Task directions> Can you output the material exactly as written, minus any pictures it holds?

= = = = = = =

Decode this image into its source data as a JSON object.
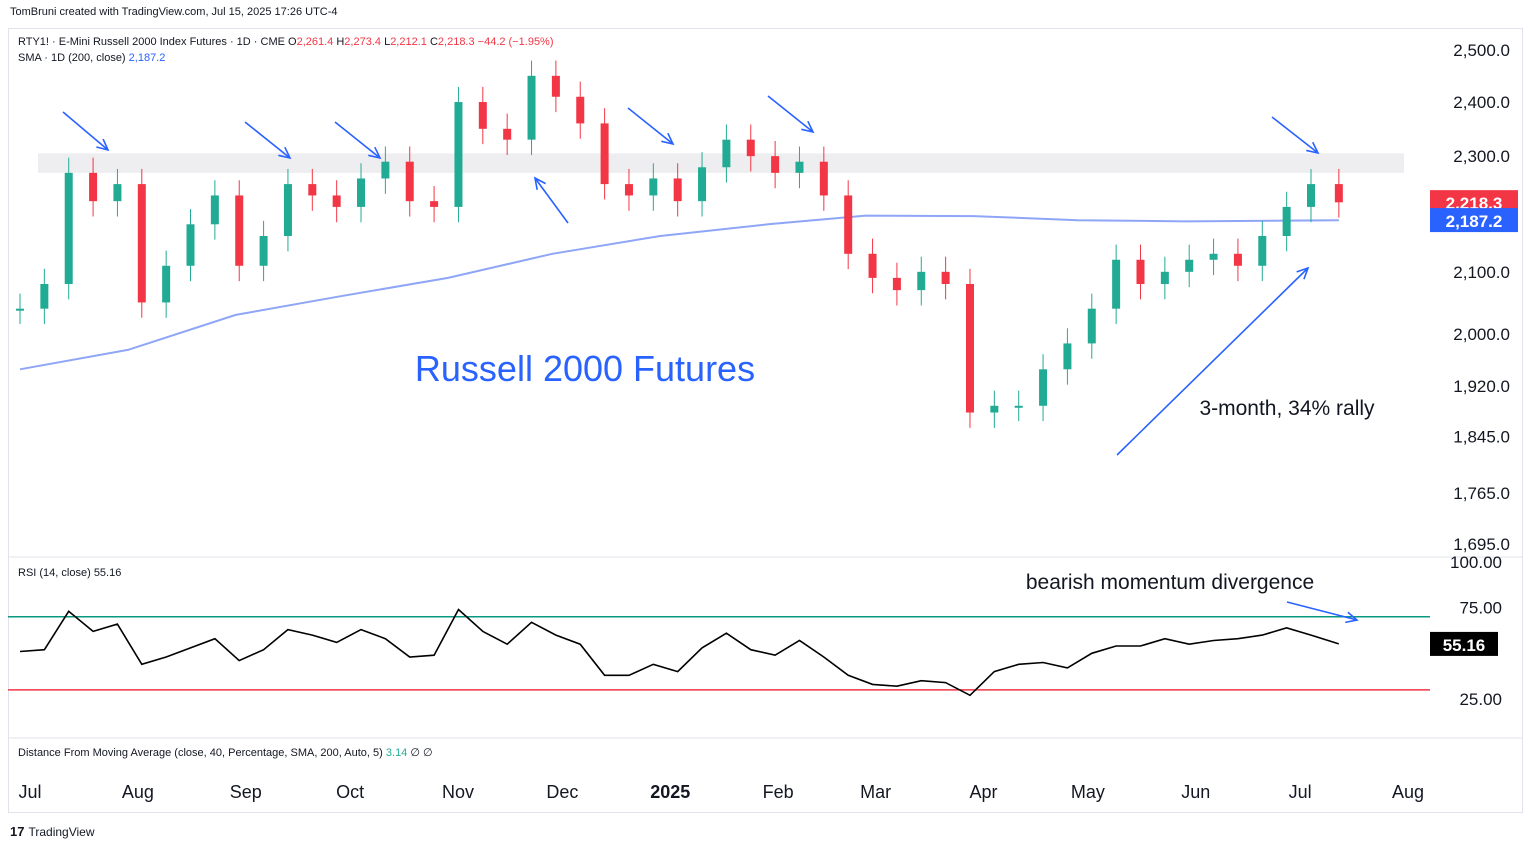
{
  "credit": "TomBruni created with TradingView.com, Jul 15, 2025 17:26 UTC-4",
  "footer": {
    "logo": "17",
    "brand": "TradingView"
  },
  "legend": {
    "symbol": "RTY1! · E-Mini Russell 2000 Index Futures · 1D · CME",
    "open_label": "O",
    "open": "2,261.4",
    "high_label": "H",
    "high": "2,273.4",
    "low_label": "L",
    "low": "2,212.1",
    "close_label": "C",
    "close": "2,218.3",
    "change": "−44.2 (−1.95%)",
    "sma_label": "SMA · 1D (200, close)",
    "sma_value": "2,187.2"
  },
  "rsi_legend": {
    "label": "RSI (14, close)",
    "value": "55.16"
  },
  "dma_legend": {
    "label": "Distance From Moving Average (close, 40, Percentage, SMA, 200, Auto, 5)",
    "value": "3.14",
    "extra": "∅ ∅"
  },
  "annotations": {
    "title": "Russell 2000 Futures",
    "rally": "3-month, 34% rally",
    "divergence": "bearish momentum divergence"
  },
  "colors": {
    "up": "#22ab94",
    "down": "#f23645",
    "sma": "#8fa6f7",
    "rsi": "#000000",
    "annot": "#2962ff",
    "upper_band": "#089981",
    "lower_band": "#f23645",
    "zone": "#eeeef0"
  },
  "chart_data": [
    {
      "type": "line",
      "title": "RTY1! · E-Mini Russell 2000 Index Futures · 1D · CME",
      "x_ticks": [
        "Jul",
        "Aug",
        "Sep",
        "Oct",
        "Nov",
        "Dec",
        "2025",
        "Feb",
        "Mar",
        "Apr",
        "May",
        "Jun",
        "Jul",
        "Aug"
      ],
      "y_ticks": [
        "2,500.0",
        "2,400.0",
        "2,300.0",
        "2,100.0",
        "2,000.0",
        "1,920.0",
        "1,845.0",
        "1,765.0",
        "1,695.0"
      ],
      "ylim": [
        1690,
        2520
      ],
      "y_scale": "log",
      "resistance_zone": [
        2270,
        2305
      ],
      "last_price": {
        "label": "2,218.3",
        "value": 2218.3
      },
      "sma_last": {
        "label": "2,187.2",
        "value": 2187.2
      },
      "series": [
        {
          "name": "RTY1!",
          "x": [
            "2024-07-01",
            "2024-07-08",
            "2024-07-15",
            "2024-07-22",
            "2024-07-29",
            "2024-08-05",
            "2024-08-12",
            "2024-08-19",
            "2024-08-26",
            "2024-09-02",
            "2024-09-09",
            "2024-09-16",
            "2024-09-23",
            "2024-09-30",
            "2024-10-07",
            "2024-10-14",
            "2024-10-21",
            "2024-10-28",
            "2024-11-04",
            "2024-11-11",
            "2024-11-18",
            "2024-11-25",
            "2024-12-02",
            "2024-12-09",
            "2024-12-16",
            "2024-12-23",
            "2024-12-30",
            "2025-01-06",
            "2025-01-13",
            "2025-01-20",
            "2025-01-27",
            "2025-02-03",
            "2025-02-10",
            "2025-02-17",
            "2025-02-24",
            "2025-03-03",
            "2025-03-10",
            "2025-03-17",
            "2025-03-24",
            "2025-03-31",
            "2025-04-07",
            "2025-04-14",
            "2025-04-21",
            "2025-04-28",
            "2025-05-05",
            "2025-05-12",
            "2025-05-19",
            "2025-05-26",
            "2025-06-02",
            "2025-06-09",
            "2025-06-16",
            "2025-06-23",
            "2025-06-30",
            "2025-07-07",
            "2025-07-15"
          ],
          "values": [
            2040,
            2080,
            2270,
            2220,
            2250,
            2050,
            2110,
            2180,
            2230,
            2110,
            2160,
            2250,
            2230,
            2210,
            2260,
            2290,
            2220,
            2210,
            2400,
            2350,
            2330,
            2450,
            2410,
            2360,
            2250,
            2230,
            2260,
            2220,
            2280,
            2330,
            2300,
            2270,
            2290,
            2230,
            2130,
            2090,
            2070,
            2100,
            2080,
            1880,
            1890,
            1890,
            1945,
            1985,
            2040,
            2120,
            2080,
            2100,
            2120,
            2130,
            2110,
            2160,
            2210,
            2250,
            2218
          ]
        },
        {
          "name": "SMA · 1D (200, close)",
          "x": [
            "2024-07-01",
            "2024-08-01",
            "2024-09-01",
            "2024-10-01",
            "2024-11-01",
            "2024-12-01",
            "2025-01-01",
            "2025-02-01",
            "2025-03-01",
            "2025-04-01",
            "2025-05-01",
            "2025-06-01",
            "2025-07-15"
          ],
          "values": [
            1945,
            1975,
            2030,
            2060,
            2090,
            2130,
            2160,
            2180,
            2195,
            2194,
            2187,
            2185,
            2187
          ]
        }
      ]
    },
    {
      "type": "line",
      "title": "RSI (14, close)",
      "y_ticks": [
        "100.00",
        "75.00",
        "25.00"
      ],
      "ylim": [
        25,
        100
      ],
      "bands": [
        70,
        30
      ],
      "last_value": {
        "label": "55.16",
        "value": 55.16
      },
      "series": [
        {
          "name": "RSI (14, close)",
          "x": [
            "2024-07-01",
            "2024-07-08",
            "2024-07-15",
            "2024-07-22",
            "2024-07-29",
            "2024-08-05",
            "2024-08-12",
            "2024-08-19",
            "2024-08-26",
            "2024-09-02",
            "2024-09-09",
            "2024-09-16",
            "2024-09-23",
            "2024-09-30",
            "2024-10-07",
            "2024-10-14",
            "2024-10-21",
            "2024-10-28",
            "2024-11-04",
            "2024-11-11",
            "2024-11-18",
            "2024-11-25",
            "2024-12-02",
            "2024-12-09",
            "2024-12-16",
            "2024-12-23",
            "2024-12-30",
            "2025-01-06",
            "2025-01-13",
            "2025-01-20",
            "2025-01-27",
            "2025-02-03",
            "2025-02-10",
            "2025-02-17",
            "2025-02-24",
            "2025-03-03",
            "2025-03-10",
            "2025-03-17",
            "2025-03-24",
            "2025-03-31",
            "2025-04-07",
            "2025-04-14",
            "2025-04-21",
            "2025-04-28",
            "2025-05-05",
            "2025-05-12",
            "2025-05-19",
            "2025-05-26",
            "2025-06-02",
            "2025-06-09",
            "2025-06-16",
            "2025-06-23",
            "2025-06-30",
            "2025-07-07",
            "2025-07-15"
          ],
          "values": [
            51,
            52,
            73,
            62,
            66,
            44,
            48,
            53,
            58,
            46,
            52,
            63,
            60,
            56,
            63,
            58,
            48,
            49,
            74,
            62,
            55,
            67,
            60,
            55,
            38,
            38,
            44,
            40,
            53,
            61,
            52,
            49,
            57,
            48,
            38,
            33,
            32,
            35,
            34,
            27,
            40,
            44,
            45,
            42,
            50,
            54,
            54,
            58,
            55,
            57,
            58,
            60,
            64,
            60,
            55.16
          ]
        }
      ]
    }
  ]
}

= = = = = = =

Response>
Decode this image into its source data as a JSON object.
{
  "credit": "TomBruni created with TradingView.com, Jul 15, 2025 17:26 UTC-4",
  "footer": {
    "logo": "17",
    "brand": "TradingView"
  },
  "legend": {
    "symbol": "RTY1! · E-Mini Russell 2000 Index Futures · 1D · CME",
    "open_label": "O",
    "open": "2,261.4",
    "high_label": "H",
    "high": "2,273.4",
    "low_label": "L",
    "low": "2,212.1",
    "close_label": "C",
    "close": "2,218.3",
    "change": "−44.2 (−1.95%)",
    "sma_label": "SMA · 1D (200, close)",
    "sma_value": "2,187.2"
  },
  "rsi_legend": {
    "label": "RSI (14, close)",
    "value": "55.16"
  },
  "dma_legend": {
    "label": "Distance From Moving Average (close, 40, Percentage, SMA, 200, Auto, 5)",
    "value": "3.14",
    "extra": "∅ ∅"
  },
  "annotations": {
    "title": "Russell 2000 Futures",
    "rally": "3-month, 34% rally",
    "divergence": "bearish momentum divergence"
  },
  "colors": {
    "up": "#22ab94",
    "down": "#f23645",
    "sma": "#8fa6f7",
    "rsi": "#000000",
    "annot": "#2962ff",
    "upper_band": "#089981",
    "lower_band": "#f23645",
    "zone": "#eeeef0"
  },
  "chart_data": [
    {
      "type": "line",
      "title": "RTY1! · E-Mini Russell 2000 Index Futures · 1D · CME",
      "x_ticks": [
        "Jul",
        "Aug",
        "Sep",
        "Oct",
        "Nov",
        "Dec",
        "2025",
        "Feb",
        "Mar",
        "Apr",
        "May",
        "Jun",
        "Jul",
        "Aug"
      ],
      "y_ticks": [
        "2,500.0",
        "2,400.0",
        "2,300.0",
        "2,100.0",
        "2,000.0",
        "1,920.0",
        "1,845.0",
        "1,765.0",
        "1,695.0"
      ],
      "ylim": [
        1690,
        2520
      ],
      "y_scale": "log",
      "resistance_zone": [
        2270,
        2305
      ],
      "last_price": {
        "label": "2,218.3",
        "value": 2218.3
      },
      "sma_last": {
        "label": "2,187.2",
        "value": 2187.2
      },
      "series": [
        {
          "name": "RTY1!",
          "x": [
            "2024-07-01",
            "2024-07-08",
            "2024-07-15",
            "2024-07-22",
            "2024-07-29",
            "2024-08-05",
            "2024-08-12",
            "2024-08-19",
            "2024-08-26",
            "2024-09-02",
            "2024-09-09",
            "2024-09-16",
            "2024-09-23",
            "2024-09-30",
            "2024-10-07",
            "2024-10-14",
            "2024-10-21",
            "2024-10-28",
            "2024-11-04",
            "2024-11-11",
            "2024-11-18",
            "2024-11-25",
            "2024-12-02",
            "2024-12-09",
            "2024-12-16",
            "2024-12-23",
            "2024-12-30",
            "2025-01-06",
            "2025-01-13",
            "2025-01-20",
            "2025-01-27",
            "2025-02-03",
            "2025-02-10",
            "2025-02-17",
            "2025-02-24",
            "2025-03-03",
            "2025-03-10",
            "2025-03-17",
            "2025-03-24",
            "2025-03-31",
            "2025-04-07",
            "2025-04-14",
            "2025-04-21",
            "2025-04-28",
            "2025-05-05",
            "2025-05-12",
            "2025-05-19",
            "2025-05-26",
            "2025-06-02",
            "2025-06-09",
            "2025-06-16",
            "2025-06-23",
            "2025-06-30",
            "2025-07-07",
            "2025-07-15"
          ],
          "values": [
            2040,
            2080,
            2270,
            2220,
            2250,
            2050,
            2110,
            2180,
            2230,
            2110,
            2160,
            2250,
            2230,
            2210,
            2260,
            2290,
            2220,
            2210,
            2400,
            2350,
            2330,
            2450,
            2410,
            2360,
            2250,
            2230,
            2260,
            2220,
            2280,
            2330,
            2300,
            2270,
            2290,
            2230,
            2130,
            2090,
            2070,
            2100,
            2080,
            1880,
            1890,
            1890,
            1945,
            1985,
            2040,
            2120,
            2080,
            2100,
            2120,
            2130,
            2110,
            2160,
            2210,
            2250,
            2218
          ]
        },
        {
          "name": "SMA · 1D (200, close)",
          "x": [
            "2024-07-01",
            "2024-08-01",
            "2024-09-01",
            "2024-10-01",
            "2024-11-01",
            "2024-12-01",
            "2025-01-01",
            "2025-02-01",
            "2025-03-01",
            "2025-04-01",
            "2025-05-01",
            "2025-06-01",
            "2025-07-15"
          ],
          "values": [
            1945,
            1975,
            2030,
            2060,
            2090,
            2130,
            2160,
            2180,
            2195,
            2194,
            2187,
            2185,
            2187
          ]
        }
      ]
    },
    {
      "type": "line",
      "title": "RSI (14, close)",
      "y_ticks": [
        "100.00",
        "75.00",
        "25.00"
      ],
      "ylim": [
        25,
        100
      ],
      "bands": [
        70,
        30
      ],
      "last_value": {
        "label": "55.16",
        "value": 55.16
      },
      "series": [
        {
          "name": "RSI (14, close)",
          "x": [
            "2024-07-01",
            "2024-07-08",
            "2024-07-15",
            "2024-07-22",
            "2024-07-29",
            "2024-08-05",
            "2024-08-12",
            "2024-08-19",
            "2024-08-26",
            "2024-09-02",
            "2024-09-09",
            "2024-09-16",
            "2024-09-23",
            "2024-09-30",
            "2024-10-07",
            "2024-10-14",
            "2024-10-21",
            "2024-10-28",
            "2024-11-04",
            "2024-11-11",
            "2024-11-18",
            "2024-11-25",
            "2024-12-02",
            "2024-12-09",
            "2024-12-16",
            "2024-12-23",
            "2024-12-30",
            "2025-01-06",
            "2025-01-13",
            "2025-01-20",
            "2025-01-27",
            "2025-02-03",
            "2025-02-10",
            "2025-02-17",
            "2025-02-24",
            "2025-03-03",
            "2025-03-10",
            "2025-03-17",
            "2025-03-24",
            "2025-03-31",
            "2025-04-07",
            "2025-04-14",
            "2025-04-21",
            "2025-04-28",
            "2025-05-05",
            "2025-05-12",
            "2025-05-19",
            "2025-05-26",
            "2025-06-02",
            "2025-06-09",
            "2025-06-16",
            "2025-06-23",
            "2025-06-30",
            "2025-07-07",
            "2025-07-15"
          ],
          "values": [
            51,
            52,
            73,
            62,
            66,
            44,
            48,
            53,
            58,
            46,
            52,
            63,
            60,
            56,
            63,
            58,
            48,
            49,
            74,
            62,
            55,
            67,
            60,
            55,
            38,
            38,
            44,
            40,
            53,
            61,
            52,
            49,
            57,
            48,
            38,
            33,
            32,
            35,
            34,
            27,
            40,
            44,
            45,
            42,
            50,
            54,
            54,
            58,
            55,
            57,
            58,
            60,
            64,
            60,
            55.16
          ]
        }
      ]
    }
  ]
}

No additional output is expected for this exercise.